Records that describe figures
•••••

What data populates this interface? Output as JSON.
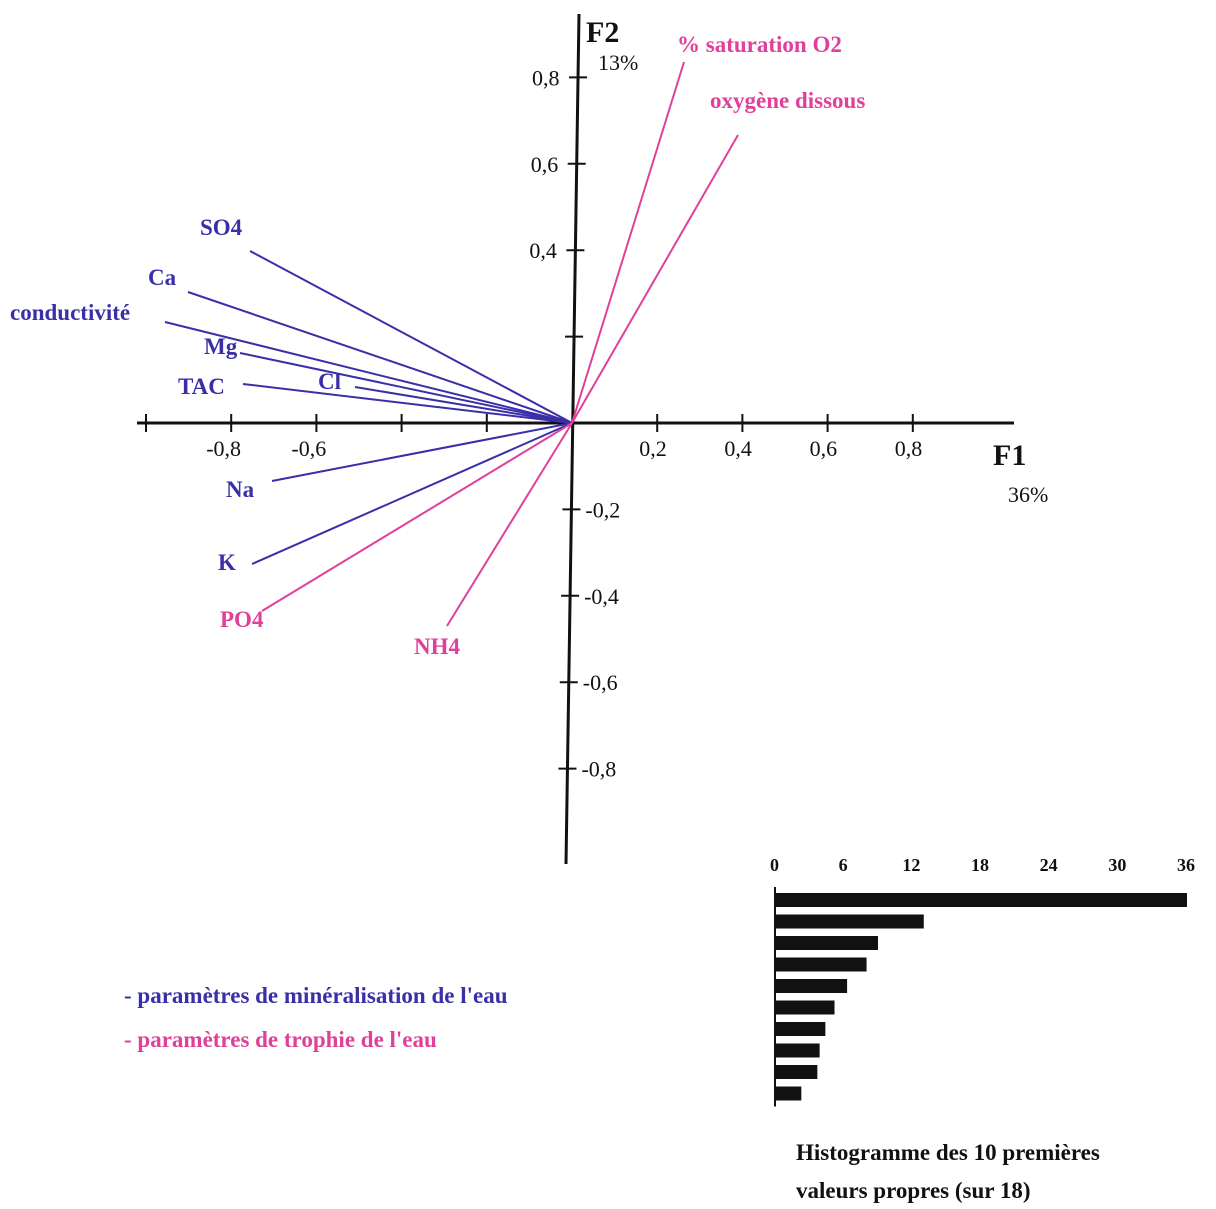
{
  "chart_data": [
    {
      "type": "biplot",
      "x_axis": {
        "name": "F1",
        "variance_label": "36%",
        "range": [
          -1.05,
          1.05
        ],
        "ticks": [
          -0.8,
          -0.6,
          0.2,
          0.4,
          0.6,
          0.8
        ],
        "tick_labels": [
          "-0,8",
          "-0,6",
          "0,2",
          "0,4",
          "0,6",
          "0,8"
        ]
      },
      "y_axis": {
        "name": "F2",
        "variance_label": "13%",
        "ticks": [
          0.8,
          0.6,
          0.4,
          0.2,
          -0.2,
          -0.4,
          -0.6,
          -0.8
        ],
        "tick_labels": [
          "0,8",
          "0,6",
          "0,4",
          "",
          "-0,2",
          "-0,4",
          "-0,6",
          "-0,8"
        ]
      },
      "colors": {
        "mineralisation": "#3a2fa8",
        "trophie": "#e0409a"
      },
      "vectors": [
        {
          "label": "SO4",
          "group": "mineralisation",
          "x": -0.76,
          "y": 0.4
        },
        {
          "label": "Ca",
          "group": "mineralisation",
          "x": -0.92,
          "y": 0.31
        },
        {
          "label": "conductivité",
          "group": "mineralisation",
          "x": -0.98,
          "y": 0.24
        },
        {
          "label": "Mg",
          "group": "mineralisation",
          "x": -0.82,
          "y": 0.16
        },
        {
          "label": "TAC",
          "group": "mineralisation",
          "x": -0.76,
          "y": 0.09
        },
        {
          "label": "Cl",
          "group": "mineralisation",
          "x": -0.5,
          "y": 0.09
        },
        {
          "label": "Na",
          "group": "mineralisation",
          "x": -0.69,
          "y": -0.14
        },
        {
          "label": "K",
          "group": "mineralisation",
          "x": -0.74,
          "y": -0.32
        },
        {
          "label": "PO4",
          "group": "trophie",
          "x": -0.71,
          "y": -0.44
        },
        {
          "label": "NH4",
          "group": "trophie",
          "x": -0.29,
          "y": -0.48
        },
        {
          "label": "% saturation O2",
          "group": "trophie",
          "x": 0.25,
          "y": 0.83
        },
        {
          "label": "oxygène dissous",
          "group": "trophie",
          "x": 0.37,
          "y": 0.67
        }
      ],
      "legend": [
        {
          "text": "- paramètres de minéralisation de l'eau",
          "group": "mineralisation"
        },
        {
          "text": "- paramètres de trophie de l'eau",
          "group": "trophie"
        }
      ]
    },
    {
      "type": "bar",
      "orientation": "horizontal",
      "xlim": [
        0,
        36
      ],
      "ticks": [
        "0",
        "6",
        "12",
        "18",
        "24",
        "30",
        "36"
      ],
      "values": [
        36,
        13,
        9,
        8,
        6.3,
        5.2,
        4.4,
        3.9,
        3.7,
        2.3
      ],
      "caption_line1": "Histogramme des 10 premières",
      "caption_line2": "valeurs propres  (sur 18)"
    }
  ]
}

•••••

== Stated goal ==
Transcribe all the records above word for word, without their images.

== Output for this exercise ==
What data populates this interface? Output as JSON.
{
  "chart_data": [
    {
      "type": "biplot",
      "x_axis": {
        "name": "F1",
        "variance_label": "36%",
        "range": [
          -1.05,
          1.05
        ],
        "ticks": [
          -0.8,
          -0.6,
          0.2,
          0.4,
          0.6,
          0.8
        ],
        "tick_labels": [
          "-0,8",
          "-0,6",
          "0,2",
          "0,4",
          "0,6",
          "0,8"
        ]
      },
      "y_axis": {
        "name": "F2",
        "variance_label": "13%",
        "ticks": [
          0.8,
          0.6,
          0.4,
          0.2,
          -0.2,
          -0.4,
          -0.6,
          -0.8
        ],
        "tick_labels": [
          "0,8",
          "0,6",
          "0,4",
          "",
          "-0,2",
          "-0,4",
          "-0,6",
          "-0,8"
        ]
      },
      "colors": {
        "mineralisation": "#3a2fa8",
        "trophie": "#e0409a"
      },
      "vectors": [
        {
          "label": "SO4",
          "group": "mineralisation",
          "x": -0.76,
          "y": 0.4
        },
        {
          "label": "Ca",
          "group": "mineralisation",
          "x": -0.92,
          "y": 0.31
        },
        {
          "label": "conductivité",
          "group": "mineralisation",
          "x": -0.98,
          "y": 0.24
        },
        {
          "label": "Mg",
          "group": "mineralisation",
          "x": -0.82,
          "y": 0.16
        },
        {
          "label": "TAC",
          "group": "mineralisation",
          "x": -0.76,
          "y": 0.09
        },
        {
          "label": "Cl",
          "group": "mineralisation",
          "x": -0.5,
          "y": 0.09
        },
        {
          "label": "Na",
          "group": "mineralisation",
          "x": -0.69,
          "y": -0.14
        },
        {
          "label": "K",
          "group": "mineralisation",
          "x": -0.74,
          "y": -0.32
        },
        {
          "label": "PO4",
          "group": "trophie",
          "x": -0.71,
          "y": -0.44
        },
        {
          "label": "NH4",
          "group": "trophie",
          "x": -0.29,
          "y": -0.48
        },
        {
          "label": "% saturation O2",
          "group": "trophie",
          "x": 0.25,
          "y": 0.83
        },
        {
          "label": "oxygène dissous",
          "group": "trophie",
          "x": 0.37,
          "y": 0.67
        }
      ],
      "legend": [
        {
          "text": "- paramètres de minéralisation de l'eau",
          "group": "mineralisation"
        },
        {
          "text": "- paramètres de trophie de l'eau",
          "group": "trophie"
        }
      ]
    },
    {
      "type": "bar",
      "orientation": "horizontal",
      "xlim": [
        0,
        36
      ],
      "ticks": [
        "0",
        "6",
        "12",
        "18",
        "24",
        "30",
        "36"
      ],
      "values": [
        36,
        13,
        9,
        8,
        6.3,
        5.2,
        4.4,
        3.9,
        3.7,
        2.3
      ],
      "caption_line1": "Histogramme des 10 premières",
      "caption_line2": "valeurs propres  (sur 18)"
    }
  ]
}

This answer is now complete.